■ Written problem ■
Gather every line that includes the word "screenshot", please.
## begin Records for processing
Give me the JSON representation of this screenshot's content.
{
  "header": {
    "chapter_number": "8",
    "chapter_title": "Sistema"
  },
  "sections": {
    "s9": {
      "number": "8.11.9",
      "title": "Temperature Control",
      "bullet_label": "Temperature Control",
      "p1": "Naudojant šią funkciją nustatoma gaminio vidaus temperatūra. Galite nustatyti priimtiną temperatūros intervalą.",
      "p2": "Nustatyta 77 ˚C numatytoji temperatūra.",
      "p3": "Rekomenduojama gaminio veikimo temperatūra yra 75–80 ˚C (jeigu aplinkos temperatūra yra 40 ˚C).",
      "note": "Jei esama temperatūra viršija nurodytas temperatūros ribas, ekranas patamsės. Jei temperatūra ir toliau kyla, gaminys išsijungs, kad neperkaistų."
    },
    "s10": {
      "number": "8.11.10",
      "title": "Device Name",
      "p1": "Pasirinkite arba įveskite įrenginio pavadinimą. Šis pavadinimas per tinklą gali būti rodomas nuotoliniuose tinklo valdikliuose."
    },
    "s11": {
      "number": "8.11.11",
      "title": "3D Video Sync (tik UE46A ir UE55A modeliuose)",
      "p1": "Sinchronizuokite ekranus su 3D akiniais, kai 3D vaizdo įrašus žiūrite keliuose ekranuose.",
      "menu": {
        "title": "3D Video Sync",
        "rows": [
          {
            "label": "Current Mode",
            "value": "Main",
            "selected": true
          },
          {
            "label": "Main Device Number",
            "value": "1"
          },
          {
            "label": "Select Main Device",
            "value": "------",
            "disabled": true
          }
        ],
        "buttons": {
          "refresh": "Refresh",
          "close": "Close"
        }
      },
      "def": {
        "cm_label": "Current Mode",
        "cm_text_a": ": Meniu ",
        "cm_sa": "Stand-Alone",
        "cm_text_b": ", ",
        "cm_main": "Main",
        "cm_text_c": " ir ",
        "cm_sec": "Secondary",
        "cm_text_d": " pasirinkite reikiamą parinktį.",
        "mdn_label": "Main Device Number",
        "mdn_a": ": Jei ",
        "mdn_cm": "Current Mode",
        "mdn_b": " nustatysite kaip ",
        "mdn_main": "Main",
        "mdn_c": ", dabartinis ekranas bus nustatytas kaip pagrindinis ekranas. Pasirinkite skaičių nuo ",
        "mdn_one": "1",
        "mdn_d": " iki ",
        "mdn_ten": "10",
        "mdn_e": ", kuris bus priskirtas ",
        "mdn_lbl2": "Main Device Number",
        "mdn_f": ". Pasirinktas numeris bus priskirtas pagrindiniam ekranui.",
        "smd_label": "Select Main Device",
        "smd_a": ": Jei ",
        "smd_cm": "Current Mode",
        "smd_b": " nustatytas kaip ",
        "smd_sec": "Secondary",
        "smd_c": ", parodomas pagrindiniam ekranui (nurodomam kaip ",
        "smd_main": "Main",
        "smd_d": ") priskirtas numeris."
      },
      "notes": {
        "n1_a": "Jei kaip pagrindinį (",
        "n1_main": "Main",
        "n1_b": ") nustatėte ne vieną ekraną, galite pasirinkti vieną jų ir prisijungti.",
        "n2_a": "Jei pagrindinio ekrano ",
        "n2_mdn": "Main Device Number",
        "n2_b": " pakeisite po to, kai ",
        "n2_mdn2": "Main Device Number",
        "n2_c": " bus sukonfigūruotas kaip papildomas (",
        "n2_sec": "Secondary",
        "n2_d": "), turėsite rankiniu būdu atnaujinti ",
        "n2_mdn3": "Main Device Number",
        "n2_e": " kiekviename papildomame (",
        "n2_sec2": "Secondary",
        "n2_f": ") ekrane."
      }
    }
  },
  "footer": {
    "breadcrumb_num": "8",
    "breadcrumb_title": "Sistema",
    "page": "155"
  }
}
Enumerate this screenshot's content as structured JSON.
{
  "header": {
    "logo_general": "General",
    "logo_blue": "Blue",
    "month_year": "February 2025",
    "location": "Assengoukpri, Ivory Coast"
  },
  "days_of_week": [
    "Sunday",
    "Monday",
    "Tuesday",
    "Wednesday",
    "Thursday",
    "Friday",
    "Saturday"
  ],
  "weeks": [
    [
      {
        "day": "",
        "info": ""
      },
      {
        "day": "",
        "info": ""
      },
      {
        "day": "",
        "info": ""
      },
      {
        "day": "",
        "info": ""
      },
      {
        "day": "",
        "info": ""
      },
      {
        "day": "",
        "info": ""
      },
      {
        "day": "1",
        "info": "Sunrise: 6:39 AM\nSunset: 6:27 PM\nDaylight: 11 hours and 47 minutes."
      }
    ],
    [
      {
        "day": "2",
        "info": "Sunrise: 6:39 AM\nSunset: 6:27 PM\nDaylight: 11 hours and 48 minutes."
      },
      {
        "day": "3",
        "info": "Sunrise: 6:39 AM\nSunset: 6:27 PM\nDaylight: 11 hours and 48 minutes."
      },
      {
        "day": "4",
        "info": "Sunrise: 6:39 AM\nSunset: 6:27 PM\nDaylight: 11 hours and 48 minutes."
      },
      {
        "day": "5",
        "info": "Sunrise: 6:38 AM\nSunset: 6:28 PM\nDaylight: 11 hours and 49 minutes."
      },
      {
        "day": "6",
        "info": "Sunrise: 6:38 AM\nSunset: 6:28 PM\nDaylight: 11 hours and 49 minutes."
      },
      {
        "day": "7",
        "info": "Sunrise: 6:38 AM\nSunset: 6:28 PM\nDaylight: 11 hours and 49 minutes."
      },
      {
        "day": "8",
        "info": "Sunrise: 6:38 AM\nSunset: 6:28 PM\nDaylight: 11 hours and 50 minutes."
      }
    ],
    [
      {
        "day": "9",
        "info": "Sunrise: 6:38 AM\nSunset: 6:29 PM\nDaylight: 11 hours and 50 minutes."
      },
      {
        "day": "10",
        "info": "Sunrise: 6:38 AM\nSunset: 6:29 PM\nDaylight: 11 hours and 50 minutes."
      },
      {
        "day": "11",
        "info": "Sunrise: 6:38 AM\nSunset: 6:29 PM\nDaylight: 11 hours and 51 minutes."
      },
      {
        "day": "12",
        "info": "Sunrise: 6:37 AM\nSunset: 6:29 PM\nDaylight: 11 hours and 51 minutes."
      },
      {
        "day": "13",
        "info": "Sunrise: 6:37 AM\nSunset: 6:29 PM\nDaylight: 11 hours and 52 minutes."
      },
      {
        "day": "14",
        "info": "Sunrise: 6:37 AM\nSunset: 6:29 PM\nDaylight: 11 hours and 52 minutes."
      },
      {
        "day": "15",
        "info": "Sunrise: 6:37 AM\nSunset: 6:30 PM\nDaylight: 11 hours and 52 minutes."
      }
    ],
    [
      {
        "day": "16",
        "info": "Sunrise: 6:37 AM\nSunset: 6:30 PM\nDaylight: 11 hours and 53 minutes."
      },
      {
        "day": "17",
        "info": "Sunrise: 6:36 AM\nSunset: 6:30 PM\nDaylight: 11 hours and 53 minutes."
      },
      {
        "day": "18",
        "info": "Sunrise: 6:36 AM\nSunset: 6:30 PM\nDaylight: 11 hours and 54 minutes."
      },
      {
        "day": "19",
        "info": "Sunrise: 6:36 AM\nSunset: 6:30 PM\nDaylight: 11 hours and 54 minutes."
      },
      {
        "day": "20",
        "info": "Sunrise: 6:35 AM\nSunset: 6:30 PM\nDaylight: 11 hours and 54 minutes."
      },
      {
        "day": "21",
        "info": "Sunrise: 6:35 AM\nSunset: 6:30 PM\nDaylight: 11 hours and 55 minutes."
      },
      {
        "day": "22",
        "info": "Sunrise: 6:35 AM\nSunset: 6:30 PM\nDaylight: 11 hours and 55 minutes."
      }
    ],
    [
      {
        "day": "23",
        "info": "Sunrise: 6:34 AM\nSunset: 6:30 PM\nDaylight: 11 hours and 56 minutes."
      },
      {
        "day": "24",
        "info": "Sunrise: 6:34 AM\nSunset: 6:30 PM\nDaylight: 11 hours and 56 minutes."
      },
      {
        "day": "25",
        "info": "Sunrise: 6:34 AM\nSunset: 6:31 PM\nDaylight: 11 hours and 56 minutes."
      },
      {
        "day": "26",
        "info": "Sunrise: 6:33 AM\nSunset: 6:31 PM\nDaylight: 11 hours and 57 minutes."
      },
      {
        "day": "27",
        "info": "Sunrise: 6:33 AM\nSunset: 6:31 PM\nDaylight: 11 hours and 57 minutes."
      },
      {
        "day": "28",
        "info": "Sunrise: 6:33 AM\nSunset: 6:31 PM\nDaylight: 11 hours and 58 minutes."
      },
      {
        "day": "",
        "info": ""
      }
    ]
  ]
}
## end Records for processing
■ Exercise result ■
Give me the JSON representation of this screenshot's content.
Enumerate this screenshot's content as structured JSON.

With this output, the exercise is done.